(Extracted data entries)
::::::::
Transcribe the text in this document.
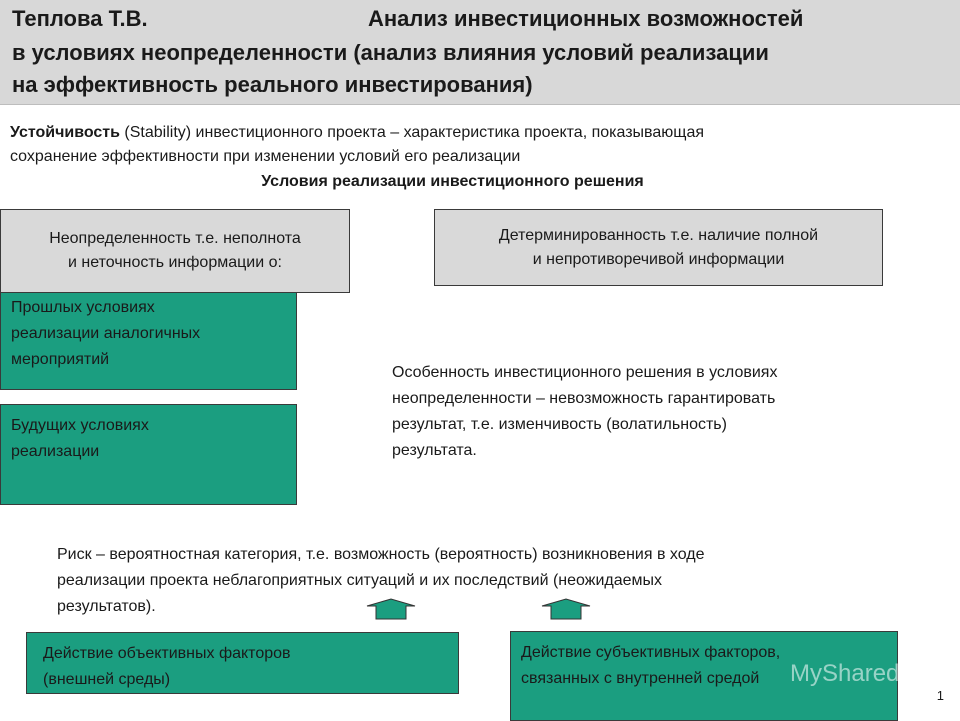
Теплова Т.В.	Анализ инвестиционных возможностей
в условиях неопределенности (анализ влияния условий реализации
на эффективность реального инвестирования)
Устойчивость (Stability) инвестиционного проекта – характеристика проекта, показывающая
сохранение эффективности при изменении условий его реализации
Условия реализации инвестиционного решения
Неопределенность т.е. неполнота
и неточность информации о:
Детерминированность т.е. наличие полной
и непротиворечивой информации
Прошлых условиях
реализации аналогичных
мероприятий
Будущих условиях
реализации
Особенность инвестиционного решения в условиях
неопределенности – невозможность гарантировать
результат, т.е. изменчивость (волатильность)
результата.
Риск – вероятностная категория, т.е. возможность (вероятность) возникновения в ходе
реализации проекта неблагоприятных ситуаций и их последствий (неожидаемых
результатов).
Действие объективных факторов
(внешней среды)
Действие субъективных факторов,
связанных с внутренней средой	MyShared
1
::::::::
In the material above, how many lines hold the word "информации"? Say only the number.

[ANSWER TO THE EXERCISE] 2